- _Task prompt_
From the entries below, extract every line that includes the word "ВИСХВС".

=== Material for this exercise ===

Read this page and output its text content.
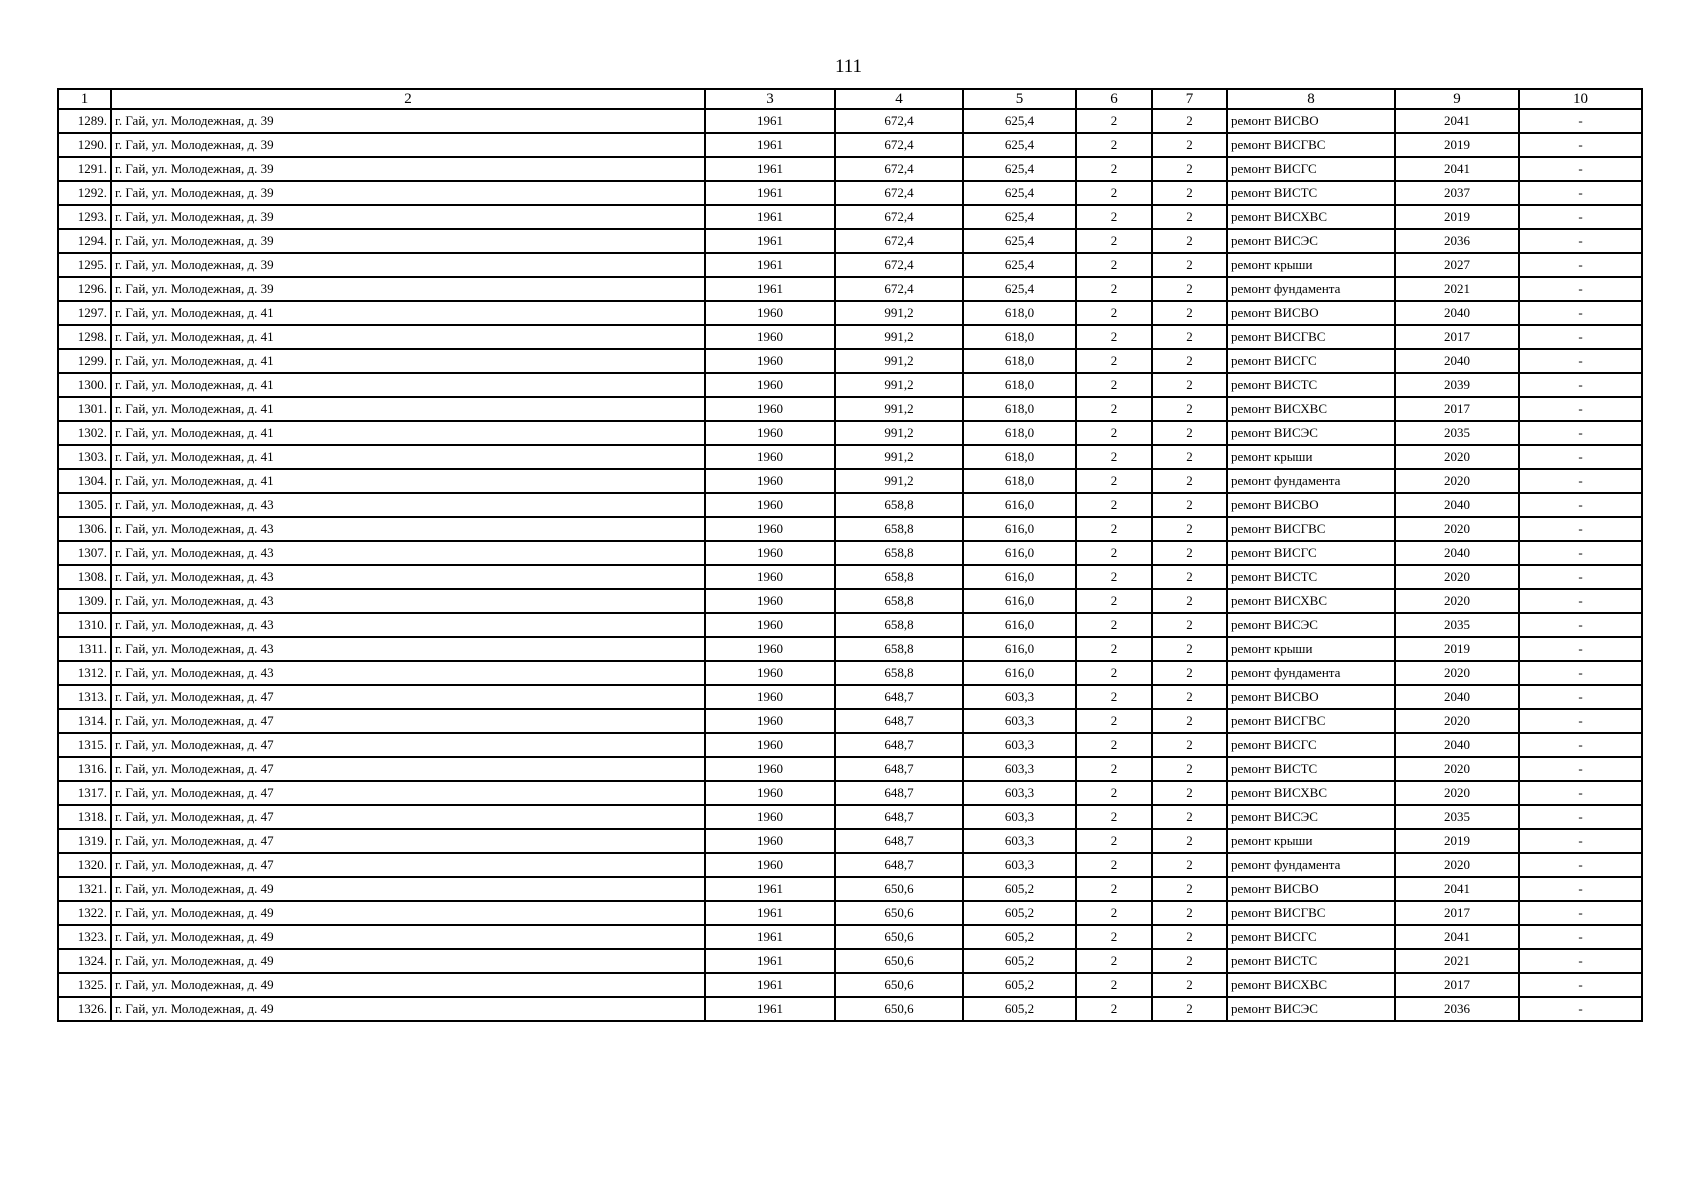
111
1	2	3	4	5	6	7	8	9	10
1289.	г. Гай, ул. Молодежная, д. 39	1961	672,4	625,4	2	2	ремонт ВИСВО	2041	-
1290.	г. Гай, ул. Молодежная, д. 39	1961	672,4	625,4	2	2	ремонт ВИСГВС	2019	-
1291.	г. Гай, ул. Молодежная, д. 39	1961	672,4	625,4	2	2	ремонт ВИСГС	2041	-
1292.	г. Гай, ул. Молодежная, д. 39	1961	672,4	625,4	2	2	ремонт ВИСТС	2037	-
1293.	г. Гай, ул. Молодежная, д. 39	1961	672,4	625,4	2	2	ремонт ВИСХВС	2019	-
1294.	г. Гай, ул. Молодежная, д. 39	1961	672,4	625,4	2	2	ремонт ВИСЭС	2036	-
1295.	г. Гай, ул. Молодежная, д. 39	1961	672,4	625,4	2	2	ремонт крыши	2027	-
1296.	г. Гай, ул. Молодежная, д. 39	1961	672,4	625,4	2	2	ремонт фундамента	2021	-
1297.	г. Гай, ул. Молодежная, д. 41	1960	991,2	618,0	2	2	ремонт ВИСВО	2040	-
1298.	г. Гай, ул. Молодежная, д. 41	1960	991,2	618,0	2	2	ремонт ВИСГВС	2017	-
1299.	г. Гай, ул. Молодежная, д. 41	1960	991,2	618,0	2	2	ремонт ВИСГС	2040	-
1300.	г. Гай, ул. Молодежная, д. 41	1960	991,2	618,0	2	2	ремонт ВИСТС	2039	-
1301.	г. Гай, ул. Молодежная, д. 41	1960	991,2	618,0	2	2	ремонт ВИСХВС	2017	-
1302.	г. Гай, ул. Молодежная, д. 41	1960	991,2	618,0	2	2	ремонт ВИСЭС	2035	-
1303.	г. Гай, ул. Молодежная, д. 41	1960	991,2	618,0	2	2	ремонт крыши	2020	-
1304.	г. Гай, ул. Молодежная, д. 41	1960	991,2	618,0	2	2	ремонт фундамента	2020	-
1305.	г. Гай, ул. Молодежная, д. 43	1960	658,8	616,0	2	2	ремонт ВИСВО	2040	-
1306.	г. Гай, ул. Молодежная, д. 43	1960	658,8	616,0	2	2	ремонт ВИСГВС	2020	-
1307.	г. Гай, ул. Молодежная, д. 43	1960	658,8	616,0	2	2	ремонт ВИСГС	2040	-
1308.	г. Гай, ул. Молодежная, д. 43	1960	658,8	616,0	2	2	ремонт ВИСТС	2020	-
1309.	г. Гай, ул. Молодежная, д. 43	1960	658,8	616,0	2	2	ремонт ВИСХВС	2020	-
1310.	г. Гай, ул. Молодежная, д. 43	1960	658,8	616,0	2	2	ремонт ВИСЭС	2035	-
1311.	г. Гай, ул. Молодежная, д. 43	1960	658,8	616,0	2	2	ремонт крыши	2019	-
1312.	г. Гай, ул. Молодежная, д. 43	1960	658,8	616,0	2	2	ремонт фундамента	2020	-
1313.	г. Гай, ул. Молодежная, д. 47	1960	648,7	603,3	2	2	ремонт ВИСВО	2040	-
1314.	г. Гай, ул. Молодежная, д. 47	1960	648,7	603,3	2	2	ремонт ВИСГВС	2020	-
1315.	г. Гай, ул. Молодежная, д. 47	1960	648,7	603,3	2	2	ремонт ВИСГС	2040	-
1316.	г. Гай, ул. Молодежная, д. 47	1960	648,7	603,3	2	2	ремонт ВИСТС	2020	-
1317.	г. Гай, ул. Молодежная, д. 47	1960	648,7	603,3	2	2	ремонт ВИСХВС	2020	-
1318.	г. Гай, ул. Молодежная, д. 47	1960	648,7	603,3	2	2	ремонт ВИСЭС	2035	-
1319.	г. Гай, ул. Молодежная, д. 47	1960	648,7	603,3	2	2	ремонт крыши	2019	-
1320.	г. Гай, ул. Молодежная, д. 47	1960	648,7	603,3	2	2	ремонт фундамента	2020	-
1321.	г. Гай, ул. Молодежная, д. 49	1961	650,6	605,2	2	2	ремонт ВИСВО	2041	-
1322.	г. Гай, ул. Молодежная, д. 49	1961	650,6	605,2	2	2	ремонт ВИСГВС	2017	-
1323.	г. Гай, ул. Молодежная, д. 49	1961	650,6	605,2	2	2	ремонт ВИСГС	2041	-
1324.	г. Гай, ул. Молодежная, д. 49	1961	650,6	605,2	2	2	ремонт ВИСТС	2021	-
1325.	г. Гай, ул. Молодежная, д. 49	1961	650,6	605,2	2	2	ремонт ВИСХВС	2017	-
1326.	г. Гай, ул. Молодежная, д. 49	1961	650,6	605,2	2	2	ремонт ВИСЭС	2036	-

===

- _Output_
1293.	г. Гай, ул. Молодежная, д. 39	1961	672,4	625,4	2	2	ремонт ВИСХВС	2019	-
1301.	г. Гай, ул. Молодежная, д. 41	1960	991,2	618,0	2	2	ремонт ВИСХВС	2017	-
1309.	г. Гай, ул. Молодежная, д. 43	1960	658,8	616,0	2	2	ремонт ВИСХВС	2020	-
1317.	г. Гай, ул. Молодежная, д. 47	1960	648,7	603,3	2	2	ремонт ВИСХВС	2020	-
1325.	г. Гай, ул. Молодежная, д. 49	1961	650,6	605,2	2	2	ремонт ВИСХВС	2017	-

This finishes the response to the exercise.